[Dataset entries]
#####
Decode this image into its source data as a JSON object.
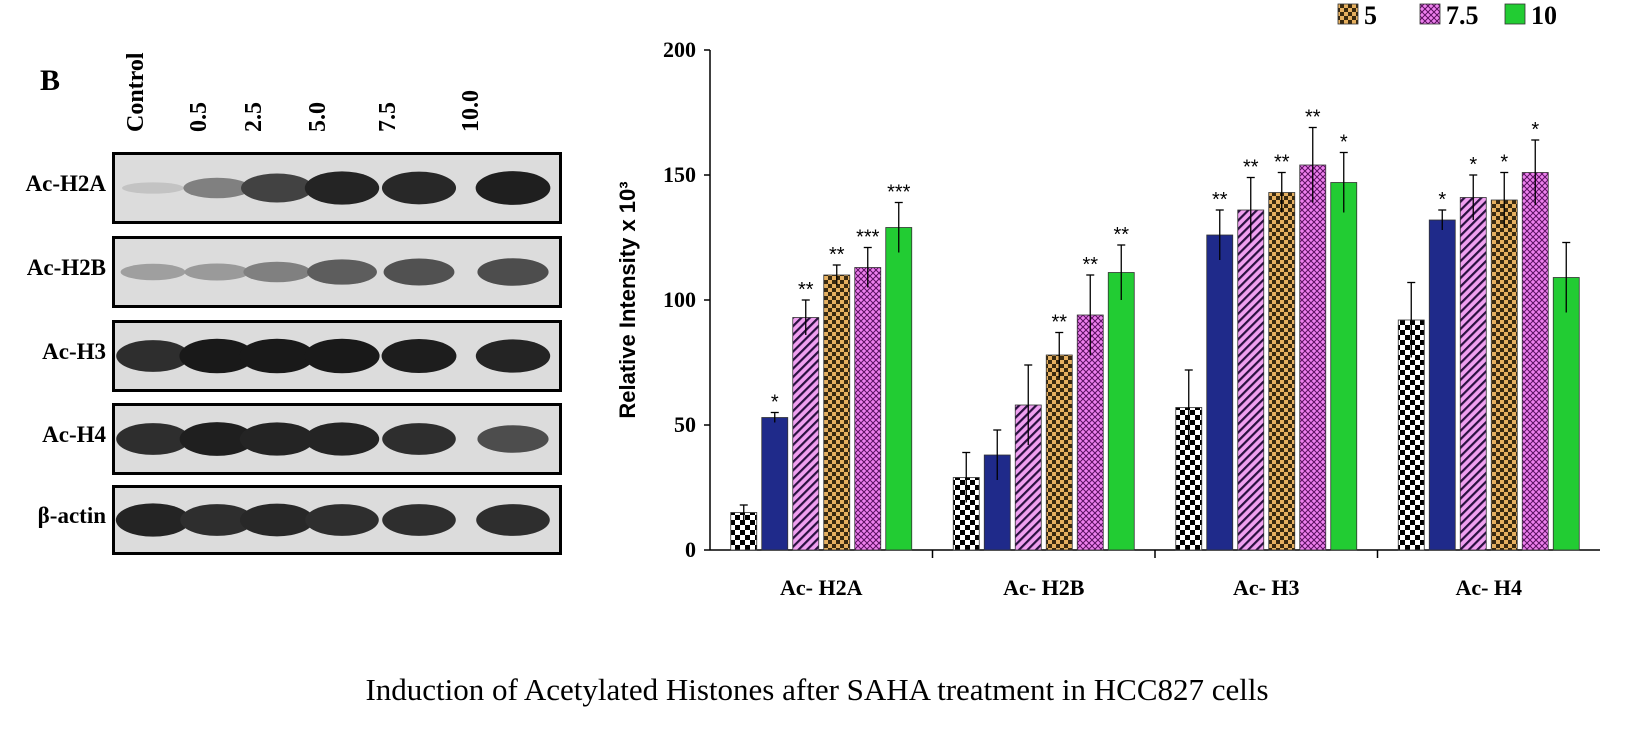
{
  "panel": {
    "letter": "B"
  },
  "blot": {
    "lanes": [
      "Control",
      "0.5",
      "2.5",
      "5.0",
      "7.5",
      "10.0"
    ],
    "rows": [
      {
        "label": "Ac-H2A",
        "intensity": [
          0.12,
          0.45,
          0.75,
          0.9,
          0.88,
          0.92
        ]
      },
      {
        "label": "Ac-H2B",
        "intensity": [
          0.3,
          0.32,
          0.45,
          0.62,
          0.68,
          0.7
        ]
      },
      {
        "label": "Ac-H3",
        "intensity": [
          0.85,
          0.95,
          0.95,
          0.95,
          0.93,
          0.9
        ]
      },
      {
        "label": "Ac-H4",
        "intensity": [
          0.85,
          0.92,
          0.9,
          0.9,
          0.85,
          0.7
        ]
      },
      {
        "label": "β-actin",
        "intensity": [
          0.9,
          0.85,
          0.88,
          0.85,
          0.85,
          0.85
        ]
      }
    ]
  },
  "chart_data": {
    "type": "bar",
    "ylabel": "Relative Intensity x 10³",
    "ylim": [
      0,
      200
    ],
    "yticks": [
      0,
      50,
      100,
      150,
      200
    ],
    "categories": [
      "Ac- H2A",
      "Ac- H2B",
      "Ac- H3",
      "Ac- H4"
    ],
    "legend_visible": [
      "5",
      "7.5",
      "10"
    ],
    "legend_placement": "top-right",
    "series": [
      {
        "values": [
          15,
          29,
          57,
          92
        ],
        "errors": [
          3,
          10,
          15,
          15
        ],
        "stars": [
          "",
          "",
          "",
          ""
        ],
        "color": "#ffffff",
        "pattern": "diamond",
        "pattern_color": "#000000"
      },
      {
        "values": [
          53,
          38,
          126,
          132
        ],
        "errors": [
          2,
          10,
          10,
          4
        ],
        "stars": [
          "*",
          "",
          "**",
          "*"
        ],
        "color": "#1f2a8a",
        "pattern": "solid",
        "pattern_color": "#1f2a8a"
      },
      {
        "values": [
          93,
          58,
          136,
          141
        ],
        "errors": [
          7,
          16,
          13,
          9
        ],
        "stars": [
          "**",
          "",
          "**",
          "*"
        ],
        "color": "#f0a0f0",
        "pattern": "diag",
        "pattern_color": "#2a1040"
      },
      {
        "name": "5",
        "values": [
          110,
          78,
          143,
          140
        ],
        "errors": [
          4,
          9,
          8,
          11
        ],
        "stars": [
          "**",
          "**",
          "**",
          "*"
        ],
        "color": "#e6b060",
        "pattern": "check",
        "pattern_color": "#3a2a10"
      },
      {
        "name": "7.5",
        "values": [
          113,
          94,
          154,
          151
        ],
        "errors": [
          8,
          16,
          15,
          13
        ],
        "stars": [
          "***",
          "**",
          "**",
          "*"
        ],
        "color": "#ee80ee",
        "pattern": "cross",
        "pattern_color": "#5a1060"
      },
      {
        "name": "10",
        "values": [
          129,
          111,
          147,
          109
        ],
        "errors": [
          10,
          11,
          12,
          14
        ],
        "stars": [
          "***",
          "**",
          "*",
          ""
        ],
        "color": "#22cc33",
        "pattern": "solid",
        "pattern_color": "#22cc33"
      }
    ]
  },
  "caption": "Induction of Acetylated Histones after SAHA treatment in HCC827 cells"
}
#####
▶ INSTRUCTIONS FOR THE TASK
The reply should hold every line of the records unchanged and no pictures.

▶ REPLY
Decode this image into its source data as a JSON object.
{
  "panel": {
    "letter": "B"
  },
  "blot": {
    "lanes": [
      "Control",
      "0.5",
      "2.5",
      "5.0",
      "7.5",
      "10.0"
    ],
    "rows": [
      {
        "label": "Ac-H2A",
        "intensity": [
          0.12,
          0.45,
          0.75,
          0.9,
          0.88,
          0.92
        ]
      },
      {
        "label": "Ac-H2B",
        "intensity": [
          0.3,
          0.32,
          0.45,
          0.62,
          0.68,
          0.7
        ]
      },
      {
        "label": "Ac-H3",
        "intensity": [
          0.85,
          0.95,
          0.95,
          0.95,
          0.93,
          0.9
        ]
      },
      {
        "label": "Ac-H4",
        "intensity": [
          0.85,
          0.92,
          0.9,
          0.9,
          0.85,
          0.7
        ]
      },
      {
        "label": "β-actin",
        "intensity": [
          0.9,
          0.85,
          0.88,
          0.85,
          0.85,
          0.85
        ]
      }
    ]
  },
  "chart_data": {
    "type": "bar",
    "ylabel": "Relative Intensity x 10³",
    "ylim": [
      0,
      200
    ],
    "yticks": [
      0,
      50,
      100,
      150,
      200
    ],
    "categories": [
      "Ac- H2A",
      "Ac- H2B",
      "Ac- H3",
      "Ac- H4"
    ],
    "legend_visible": [
      "5",
      "7.5",
      "10"
    ],
    "legend_placement": "top-right",
    "series": [
      {
        "values": [
          15,
          29,
          57,
          92
        ],
        "errors": [
          3,
          10,
          15,
          15
        ],
        "stars": [
          "",
          "",
          "",
          ""
        ],
        "color": "#ffffff",
        "pattern": "diamond",
        "pattern_color": "#000000"
      },
      {
        "values": [
          53,
          38,
          126,
          132
        ],
        "errors": [
          2,
          10,
          10,
          4
        ],
        "stars": [
          "*",
          "",
          "**",
          "*"
        ],
        "color": "#1f2a8a",
        "pattern": "solid",
        "pattern_color": "#1f2a8a"
      },
      {
        "values": [
          93,
          58,
          136,
          141
        ],
        "errors": [
          7,
          16,
          13,
          9
        ],
        "stars": [
          "**",
          "",
          "**",
          "*"
        ],
        "color": "#f0a0f0",
        "pattern": "diag",
        "pattern_color": "#2a1040"
      },
      {
        "name": "5",
        "values": [
          110,
          78,
          143,
          140
        ],
        "errors": [
          4,
          9,
          8,
          11
        ],
        "stars": [
          "**",
          "**",
          "**",
          "*"
        ],
        "color": "#e6b060",
        "pattern": "check",
        "pattern_color": "#3a2a10"
      },
      {
        "name": "7.5",
        "values": [
          113,
          94,
          154,
          151
        ],
        "errors": [
          8,
          16,
          15,
          13
        ],
        "stars": [
          "***",
          "**",
          "**",
          "*"
        ],
        "color": "#ee80ee",
        "pattern": "cross",
        "pattern_color": "#5a1060"
      },
      {
        "name": "10",
        "values": [
          129,
          111,
          147,
          109
        ],
        "errors": [
          10,
          11,
          12,
          14
        ],
        "stars": [
          "***",
          "**",
          "*",
          ""
        ],
        "color": "#22cc33",
        "pattern": "solid",
        "pattern_color": "#22cc33"
      }
    ]
  },
  "caption": "Induction of Acetylated Histones after SAHA treatment in HCC827 cells"
}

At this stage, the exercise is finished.